* start RECORDS FOR THIS EXERCISE *
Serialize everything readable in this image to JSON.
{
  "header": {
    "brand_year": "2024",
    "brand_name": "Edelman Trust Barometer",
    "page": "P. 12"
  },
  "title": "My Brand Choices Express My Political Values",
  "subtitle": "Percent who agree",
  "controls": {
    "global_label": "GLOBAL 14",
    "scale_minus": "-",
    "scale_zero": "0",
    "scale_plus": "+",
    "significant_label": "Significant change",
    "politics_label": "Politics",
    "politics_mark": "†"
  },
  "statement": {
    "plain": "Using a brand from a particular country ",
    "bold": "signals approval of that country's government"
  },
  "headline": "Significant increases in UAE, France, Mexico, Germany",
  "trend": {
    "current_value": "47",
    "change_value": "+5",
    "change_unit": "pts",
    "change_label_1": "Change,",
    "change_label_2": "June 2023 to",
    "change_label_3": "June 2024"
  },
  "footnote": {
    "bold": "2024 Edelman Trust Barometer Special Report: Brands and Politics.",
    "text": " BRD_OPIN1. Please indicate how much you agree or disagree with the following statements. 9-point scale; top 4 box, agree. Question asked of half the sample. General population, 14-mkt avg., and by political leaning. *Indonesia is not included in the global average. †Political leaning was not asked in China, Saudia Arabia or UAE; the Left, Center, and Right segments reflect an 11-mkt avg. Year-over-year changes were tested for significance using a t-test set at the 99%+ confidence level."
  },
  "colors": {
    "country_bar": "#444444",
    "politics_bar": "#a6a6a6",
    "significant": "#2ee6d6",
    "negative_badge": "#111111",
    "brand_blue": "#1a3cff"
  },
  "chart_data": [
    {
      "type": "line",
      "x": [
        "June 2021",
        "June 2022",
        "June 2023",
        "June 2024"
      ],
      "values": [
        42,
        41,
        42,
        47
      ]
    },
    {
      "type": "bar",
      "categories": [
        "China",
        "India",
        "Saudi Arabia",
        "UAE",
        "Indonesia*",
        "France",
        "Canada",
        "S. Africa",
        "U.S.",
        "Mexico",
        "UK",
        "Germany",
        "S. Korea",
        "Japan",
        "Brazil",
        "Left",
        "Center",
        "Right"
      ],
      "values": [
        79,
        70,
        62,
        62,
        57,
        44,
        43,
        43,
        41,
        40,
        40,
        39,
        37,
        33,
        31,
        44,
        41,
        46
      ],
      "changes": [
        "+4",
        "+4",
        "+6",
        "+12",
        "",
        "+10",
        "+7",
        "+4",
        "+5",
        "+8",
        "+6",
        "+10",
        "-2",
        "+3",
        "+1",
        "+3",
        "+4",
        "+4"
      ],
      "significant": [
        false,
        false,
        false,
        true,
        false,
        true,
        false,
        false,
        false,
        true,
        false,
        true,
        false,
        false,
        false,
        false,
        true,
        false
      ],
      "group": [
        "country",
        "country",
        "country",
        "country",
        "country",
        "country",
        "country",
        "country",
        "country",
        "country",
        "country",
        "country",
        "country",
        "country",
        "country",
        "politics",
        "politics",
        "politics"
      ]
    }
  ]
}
* end RECORDS FOR THIS EXERCISE *
# [EXERCISE REQUIREMENTS]
Output the complete data exactly as written.

# [FULL OUTPUT]
Serialize everything readable in this image to JSON.
{
  "header": {
    "brand_year": "2024",
    "brand_name": "Edelman Trust Barometer",
    "page": "P. 12"
  },
  "title": "My Brand Choices Express My Political Values",
  "subtitle": "Percent who agree",
  "controls": {
    "global_label": "GLOBAL 14",
    "scale_minus": "-",
    "scale_zero": "0",
    "scale_plus": "+",
    "significant_label": "Significant change",
    "politics_label": "Politics",
    "politics_mark": "†"
  },
  "statement": {
    "plain": "Using a brand from a particular country ",
    "bold": "signals approval of that country's government"
  },
  "headline": "Significant increases in UAE, France, Mexico, Germany",
  "trend": {
    "current_value": "47",
    "change_value": "+5",
    "change_unit": "pts",
    "change_label_1": "Change,",
    "change_label_2": "June 2023 to",
    "change_label_3": "June 2024"
  },
  "footnote": {
    "bold": "2024 Edelman Trust Barometer Special Report: Brands and Politics.",
    "text": " BRD_OPIN1. Please indicate how much you agree or disagree with the following statements. 9-point scale; top 4 box, agree. Question asked of half the sample. General population, 14-mkt avg., and by political leaning. *Indonesia is not included in the global average. †Political leaning was not asked in China, Saudia Arabia or UAE; the Left, Center, and Right segments reflect an 11-mkt avg. Year-over-year changes were tested for significance using a t-test set at the 99%+ confidence level."
  },
  "colors": {
    "country_bar": "#444444",
    "politics_bar": "#a6a6a6",
    "significant": "#2ee6d6",
    "negative_badge": "#111111",
    "brand_blue": "#1a3cff"
  },
  "chart_data": [
    {
      "type": "line",
      "x": [
        "June 2021",
        "June 2022",
        "June 2023",
        "June 2024"
      ],
      "values": [
        42,
        41,
        42,
        47
      ]
    },
    {
      "type": "bar",
      "categories": [
        "China",
        "India",
        "Saudi Arabia",
        "UAE",
        "Indonesia*",
        "France",
        "Canada",
        "S. Africa",
        "U.S.",
        "Mexico",
        "UK",
        "Germany",
        "S. Korea",
        "Japan",
        "Brazil",
        "Left",
        "Center",
        "Right"
      ],
      "values": [
        79,
        70,
        62,
        62,
        57,
        44,
        43,
        43,
        41,
        40,
        40,
        39,
        37,
        33,
        31,
        44,
        41,
        46
      ],
      "changes": [
        "+4",
        "+4",
        "+6",
        "+12",
        "",
        "+10",
        "+7",
        "+4",
        "+5",
        "+8",
        "+6",
        "+10",
        "-2",
        "+3",
        "+1",
        "+3",
        "+4",
        "+4"
      ],
      "significant": [
        false,
        false,
        false,
        true,
        false,
        true,
        false,
        false,
        false,
        true,
        false,
        true,
        false,
        false,
        false,
        false,
        true,
        false
      ],
      "group": [
        "country",
        "country",
        "country",
        "country",
        "country",
        "country",
        "country",
        "country",
        "country",
        "country",
        "country",
        "country",
        "country",
        "country",
        "country",
        "politics",
        "politics",
        "politics"
      ]
    }
  ]
}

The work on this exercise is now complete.